-- SET EXERCISE --
Each entry below must be repeated word for word.
--- begin TASK MATERIAL ---
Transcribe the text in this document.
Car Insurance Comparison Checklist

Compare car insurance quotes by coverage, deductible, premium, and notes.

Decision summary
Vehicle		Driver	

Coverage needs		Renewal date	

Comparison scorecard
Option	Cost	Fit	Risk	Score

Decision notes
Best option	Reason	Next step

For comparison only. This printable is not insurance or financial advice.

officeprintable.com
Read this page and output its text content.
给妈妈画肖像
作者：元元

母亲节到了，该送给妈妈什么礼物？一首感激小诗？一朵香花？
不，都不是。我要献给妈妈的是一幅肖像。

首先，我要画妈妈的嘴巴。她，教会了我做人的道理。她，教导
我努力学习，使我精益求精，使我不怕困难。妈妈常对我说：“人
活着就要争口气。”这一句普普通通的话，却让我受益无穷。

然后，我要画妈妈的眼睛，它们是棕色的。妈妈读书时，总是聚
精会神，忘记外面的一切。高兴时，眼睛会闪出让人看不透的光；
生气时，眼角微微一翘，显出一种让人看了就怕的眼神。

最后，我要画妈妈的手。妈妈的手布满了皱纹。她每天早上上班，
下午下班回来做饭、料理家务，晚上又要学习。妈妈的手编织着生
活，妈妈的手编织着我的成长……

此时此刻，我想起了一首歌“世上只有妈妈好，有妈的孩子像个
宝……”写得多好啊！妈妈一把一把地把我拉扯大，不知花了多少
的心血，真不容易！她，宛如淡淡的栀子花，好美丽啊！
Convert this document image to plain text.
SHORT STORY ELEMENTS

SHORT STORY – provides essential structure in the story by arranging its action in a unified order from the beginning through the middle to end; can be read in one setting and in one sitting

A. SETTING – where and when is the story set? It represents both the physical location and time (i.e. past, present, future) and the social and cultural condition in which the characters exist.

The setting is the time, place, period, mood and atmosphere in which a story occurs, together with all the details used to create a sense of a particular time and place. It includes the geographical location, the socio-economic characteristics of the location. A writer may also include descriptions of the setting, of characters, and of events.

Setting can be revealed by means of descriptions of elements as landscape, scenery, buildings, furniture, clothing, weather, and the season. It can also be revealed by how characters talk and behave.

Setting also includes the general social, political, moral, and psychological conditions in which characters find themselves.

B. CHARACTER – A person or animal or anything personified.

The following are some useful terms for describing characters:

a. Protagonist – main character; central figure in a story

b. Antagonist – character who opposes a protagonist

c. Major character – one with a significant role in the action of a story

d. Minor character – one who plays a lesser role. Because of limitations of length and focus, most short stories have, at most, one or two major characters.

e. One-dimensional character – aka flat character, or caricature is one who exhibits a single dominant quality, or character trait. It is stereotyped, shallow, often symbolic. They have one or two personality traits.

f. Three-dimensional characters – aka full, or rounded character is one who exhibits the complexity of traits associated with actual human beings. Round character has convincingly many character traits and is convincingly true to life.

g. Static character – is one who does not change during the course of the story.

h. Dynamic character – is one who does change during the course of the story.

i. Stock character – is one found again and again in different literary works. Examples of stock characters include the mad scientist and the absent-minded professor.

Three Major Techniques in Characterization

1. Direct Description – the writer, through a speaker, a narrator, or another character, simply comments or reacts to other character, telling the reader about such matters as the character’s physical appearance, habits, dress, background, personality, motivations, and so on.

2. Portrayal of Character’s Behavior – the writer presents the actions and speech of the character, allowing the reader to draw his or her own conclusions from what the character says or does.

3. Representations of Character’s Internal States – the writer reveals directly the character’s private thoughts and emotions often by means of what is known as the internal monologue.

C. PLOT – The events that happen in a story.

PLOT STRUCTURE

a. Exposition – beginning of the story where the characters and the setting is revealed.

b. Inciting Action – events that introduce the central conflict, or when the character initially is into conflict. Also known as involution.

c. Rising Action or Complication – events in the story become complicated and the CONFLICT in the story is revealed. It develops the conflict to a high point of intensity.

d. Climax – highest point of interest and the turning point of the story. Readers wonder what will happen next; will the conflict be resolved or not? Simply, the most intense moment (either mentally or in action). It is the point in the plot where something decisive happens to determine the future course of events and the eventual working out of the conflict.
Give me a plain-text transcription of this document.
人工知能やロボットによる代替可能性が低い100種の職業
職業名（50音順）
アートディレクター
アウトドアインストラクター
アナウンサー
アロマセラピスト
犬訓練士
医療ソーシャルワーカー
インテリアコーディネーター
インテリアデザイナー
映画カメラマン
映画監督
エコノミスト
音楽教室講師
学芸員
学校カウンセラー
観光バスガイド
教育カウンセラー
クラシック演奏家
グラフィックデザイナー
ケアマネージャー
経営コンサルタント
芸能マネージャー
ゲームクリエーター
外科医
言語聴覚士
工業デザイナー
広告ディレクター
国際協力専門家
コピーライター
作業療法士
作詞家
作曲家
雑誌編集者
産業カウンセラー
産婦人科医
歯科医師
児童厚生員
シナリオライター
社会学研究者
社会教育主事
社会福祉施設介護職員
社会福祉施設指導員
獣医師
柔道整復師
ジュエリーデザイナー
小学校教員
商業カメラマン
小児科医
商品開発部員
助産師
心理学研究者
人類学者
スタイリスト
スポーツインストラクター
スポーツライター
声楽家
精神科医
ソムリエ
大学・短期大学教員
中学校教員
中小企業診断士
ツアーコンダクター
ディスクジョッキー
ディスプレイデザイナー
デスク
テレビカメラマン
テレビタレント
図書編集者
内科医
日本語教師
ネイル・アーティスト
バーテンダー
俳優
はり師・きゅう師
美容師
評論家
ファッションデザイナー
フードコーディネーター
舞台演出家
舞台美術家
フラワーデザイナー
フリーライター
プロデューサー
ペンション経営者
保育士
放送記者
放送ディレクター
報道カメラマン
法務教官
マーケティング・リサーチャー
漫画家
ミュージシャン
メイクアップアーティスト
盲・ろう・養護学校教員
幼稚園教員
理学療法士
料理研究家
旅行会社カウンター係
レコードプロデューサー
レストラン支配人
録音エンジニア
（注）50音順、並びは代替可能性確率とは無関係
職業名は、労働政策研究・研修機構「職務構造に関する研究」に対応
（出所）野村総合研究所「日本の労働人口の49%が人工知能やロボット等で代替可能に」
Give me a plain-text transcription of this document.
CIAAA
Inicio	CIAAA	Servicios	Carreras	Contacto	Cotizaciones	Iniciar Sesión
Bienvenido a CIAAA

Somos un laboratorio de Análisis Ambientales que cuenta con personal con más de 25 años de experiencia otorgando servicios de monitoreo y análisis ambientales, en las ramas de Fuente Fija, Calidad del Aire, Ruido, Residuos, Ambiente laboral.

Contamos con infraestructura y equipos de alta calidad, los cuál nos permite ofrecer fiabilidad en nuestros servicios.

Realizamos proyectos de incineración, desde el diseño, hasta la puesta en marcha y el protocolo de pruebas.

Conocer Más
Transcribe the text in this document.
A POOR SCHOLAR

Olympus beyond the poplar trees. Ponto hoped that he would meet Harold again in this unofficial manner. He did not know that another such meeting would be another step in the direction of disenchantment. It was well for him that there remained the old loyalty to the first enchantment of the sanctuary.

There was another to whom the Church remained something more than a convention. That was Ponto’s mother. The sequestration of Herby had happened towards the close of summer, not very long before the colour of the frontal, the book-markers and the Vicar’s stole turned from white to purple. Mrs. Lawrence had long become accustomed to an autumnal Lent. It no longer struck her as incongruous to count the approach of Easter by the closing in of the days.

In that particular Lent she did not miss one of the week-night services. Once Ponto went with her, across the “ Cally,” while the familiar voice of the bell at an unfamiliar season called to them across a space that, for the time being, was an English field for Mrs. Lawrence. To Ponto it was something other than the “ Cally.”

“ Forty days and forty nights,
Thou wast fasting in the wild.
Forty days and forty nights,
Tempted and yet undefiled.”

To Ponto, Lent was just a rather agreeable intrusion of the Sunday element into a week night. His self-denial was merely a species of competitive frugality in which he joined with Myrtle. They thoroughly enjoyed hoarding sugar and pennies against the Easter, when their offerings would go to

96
--- end TASK MATERIAL ---
-- THE COMPLETED TASK --
Transcribe the text in this document.
Car Insurance Comparison Checklist

Compare car insurance quotes by coverage, deductible, premium, and notes.

Decision summary
Vehicle		Driver	

Coverage needs		Renewal date	

Comparison scorecard
Option	Cost	Fit	Risk	Score

Decision notes
Best option	Reason	Next step

For comparison only. This printable is not insurance or financial advice.

officeprintable.com
Read this page and output its text content.
给妈妈画肖像
作者：元元

母亲节到了，该送给妈妈什么礼物？一首感激小诗？一朵香花？
不，都不是。我要献给妈妈的是一幅肖像。

首先，我要画妈妈的嘴巴。她，教会了我做人的道理。她，教导
我努力学习，使我精益求精，使我不怕困难。妈妈常对我说：“人
活着就要争口气。”这一句普普通通的话，却让我受益无穷。

然后，我要画妈妈的眼睛，它们是棕色的。妈妈读书时，总是聚
精会神，忘记外面的一切。高兴时，眼睛会闪出让人看不透的光；
生气时，眼角微微一翘，显出一种让人看了就怕的眼神。

最后，我要画妈妈的手。妈妈的手布满了皱纹。她每天早上上班，
下午下班回来做饭、料理家务，晚上又要学习。妈妈的手编织着生
活，妈妈的手编织着我的成长……

此时此刻，我想起了一首歌“世上只有妈妈好，有妈的孩子像个
宝……”写得多好啊！妈妈一把一把地把我拉扯大，不知花了多少
的心血，真不容易！她，宛如淡淡的栀子花，好美丽啊！
Convert this document image to plain text.
SHORT STORY ELEMENTS

SHORT STORY – provides essential structure in the story by arranging its action in a unified order from the beginning through the middle to end; can be read in one setting and in one sitting

A. SETTING – where and when is the story set? It represents both the physical location and time (i.e. past, present, future) and the social and cultural condition in which the characters exist.

The setting is the time, place, period, mood and atmosphere in which a story occurs, together with all the details used to create a sense of a particular time and place. It includes the geographical location, the socio-economic characteristics of the location. A writer may also include descriptions of the setting, of characters, and of events.

Setting can be revealed by means of descriptions of elements as landscape, scenery, buildings, furniture, clothing, weather, and the season. It can also be revealed by how characters talk and behave.

Setting also includes the general social, political, moral, and psychological conditions in which characters find themselves.

B. CHARACTER – A person or animal or anything personified.

The following are some useful terms for describing characters:

a. Protagonist – main character; central figure in a story

b. Antagonist – character who opposes a protagonist

c. Major character – one with a significant role in the action of a story

d. Minor character – one who plays a lesser role. Because of limitations of length and focus, most short stories have, at most, one or two major characters.

e. One-dimensional character – aka flat character, or caricature is one who exhibits a single dominant quality, or character trait. It is stereotyped, shallow, often symbolic. They have one or two personality traits.

f. Three-dimensional characters – aka full, or rounded character is one who exhibits the complexity of traits associated with actual human beings. Round character has convincingly many character traits and is convincingly true to life.

g. Static character – is one who does not change during the course of the story.

h. Dynamic character – is one who does change during the course of the story.

i. Stock character – is one found again and again in different literary works. Examples of stock characters include the mad scientist and the absent-minded professor.

Three Major Techniques in Characterization

1. Direct Description – the writer, through a speaker, a narrator, or another character, simply comments or reacts to other character, telling the reader about such matters as the character’s physical appearance, habits, dress, background, personality, motivations, and so on.

2. Portrayal of Character’s Behavior – the writer presents the actions and speech of the character, allowing the reader to draw his or her own conclusions from what the character says or does.

3. Representations of Character’s Internal States – the writer reveals directly the character’s private thoughts and emotions often by means of what is known as the internal monologue.

C. PLOT – The events that happen in a story.

PLOT STRUCTURE

a. Exposition – beginning of the story where the characters and the setting is revealed.

b. Inciting Action – events that introduce the central conflict, or when the character initially is into conflict. Also known as involution.

c. Rising Action or Complication – events in the story become complicated and the CONFLICT in the story is revealed. It develops the conflict to a high point of intensity.

d. Climax – highest point of interest and the turning point of the story. Readers wonder what will happen next; will the conflict be resolved or not? Simply, the most intense moment (either mentally or in action). It is the point in the plot where something decisive happens to determine the future course of events and the eventual working out of the conflict.
Give me a plain-text transcription of this document.
人工知能やロボットによる代替可能性が低い100種の職業
職業名（50音順）
アートディレクター
アウトドアインストラクター
アナウンサー
アロマセラピスト
犬訓練士
医療ソーシャルワーカー
インテリアコーディネーター
インテリアデザイナー
映画カメラマン
映画監督
エコノミスト
音楽教室講師
学芸員
学校カウンセラー
観光バスガイド
教育カウンセラー
クラシック演奏家
グラフィックデザイナー
ケアマネージャー
経営コンサルタント
芸能マネージャー
ゲームクリエーター
外科医
言語聴覚士
工業デザイナー
広告ディレクター
国際協力専門家
コピーライター
作業療法士
作詞家
作曲家
雑誌編集者
産業カウンセラー
産婦人科医
歯科医師
児童厚生員
シナリオライター
社会学研究者
社会教育主事
社会福祉施設介護職員
社会福祉施設指導員
獣医師
柔道整復師
ジュエリーデザイナー
小学校教員
商業カメラマン
小児科医
商品開発部員
助産師
心理学研究者
人類学者
スタイリスト
スポーツインストラクター
スポーツライター
声楽家
精神科医
ソムリエ
大学・短期大学教員
中学校教員
中小企業診断士
ツアーコンダクター
ディスクジョッキー
ディスプレイデザイナー
デスク
テレビカメラマン
テレビタレント
図書編集者
内科医
日本語教師
ネイル・アーティスト
バーテンダー
俳優
はり師・きゅう師
美容師
評論家
ファッションデザイナー
フードコーディネーター
舞台演出家
舞台美術家
フラワーデザイナー
フリーライター
プロデューサー
ペンション経営者
保育士
放送記者
放送ディレクター
報道カメラマン
法務教官
マーケティング・リサーチャー
漫画家
ミュージシャン
メイクアップアーティスト
盲・ろう・養護学校教員
幼稚園教員
理学療法士
料理研究家
旅行会社カウンター係
レコードプロデューサー
レストラン支配人
録音エンジニア
（注）50音順、並びは代替可能性確率とは無関係
職業名は、労働政策研究・研修機構「職務構造に関する研究」に対応
（出所）野村総合研究所「日本の労働人口の49%が人工知能やロボット等で代替可能に」
Give me a plain-text transcription of this document.
CIAAA
Inicio	CIAAA	Servicios	Carreras	Contacto	Cotizaciones	Iniciar Sesión
Bienvenido a CIAAA

Somos un laboratorio de Análisis Ambientales que cuenta con personal con más de 25 años de experiencia otorgando servicios de monitoreo y análisis ambientales, en las ramas de Fuente Fija, Calidad del Aire, Ruido, Residuos, Ambiente laboral.

Contamos con infraestructura y equipos de alta calidad, los cuál nos permite ofrecer fiabilidad en nuestros servicios.

Realizamos proyectos de incineración, desde el diseño, hasta la puesta en marcha y el protocolo de pruebas.

Conocer Más
Transcribe the text in this document.
A POOR SCHOLAR

Olympus beyond the poplar trees. Ponto hoped that he would meet Harold again in this unofficial manner. He did not know that another such meeting would be another step in the direction of disenchantment. It was well for him that there remained the old loyalty to the first enchantment of the sanctuary.

There was another to whom the Church remained something more than a convention. That was Ponto’s mother. The sequestration of Herby had happened towards the close of summer, not very long before the colour of the frontal, the book-markers and the Vicar’s stole turned from white to purple. Mrs. Lawrence had long become accustomed to an autumnal Lent. It no longer struck her as incongruous to count the approach of Easter by the closing in of the days.

In that particular Lent she did not miss one of the week-night services. Once Ponto went with her, across the “ Cally,” while the familiar voice of the bell at an unfamiliar season called to them across a space that, for the time being, was an English field for Mrs. Lawrence. To Ponto it was something other than the “ Cally.”

“ Forty days and forty nights,
Thou wast fasting in the wild.
Forty days and forty nights,
Tempted and yet undefiled.”

To Ponto, Lent was just a rather agreeable intrusion of the Sunday element into a week night. His self-denial was merely a species of competitive frugality in which he joined with Myrtle. They thoroughly enjoyed hoarding sugar and pennies against the Easter, when their offerings would go to

96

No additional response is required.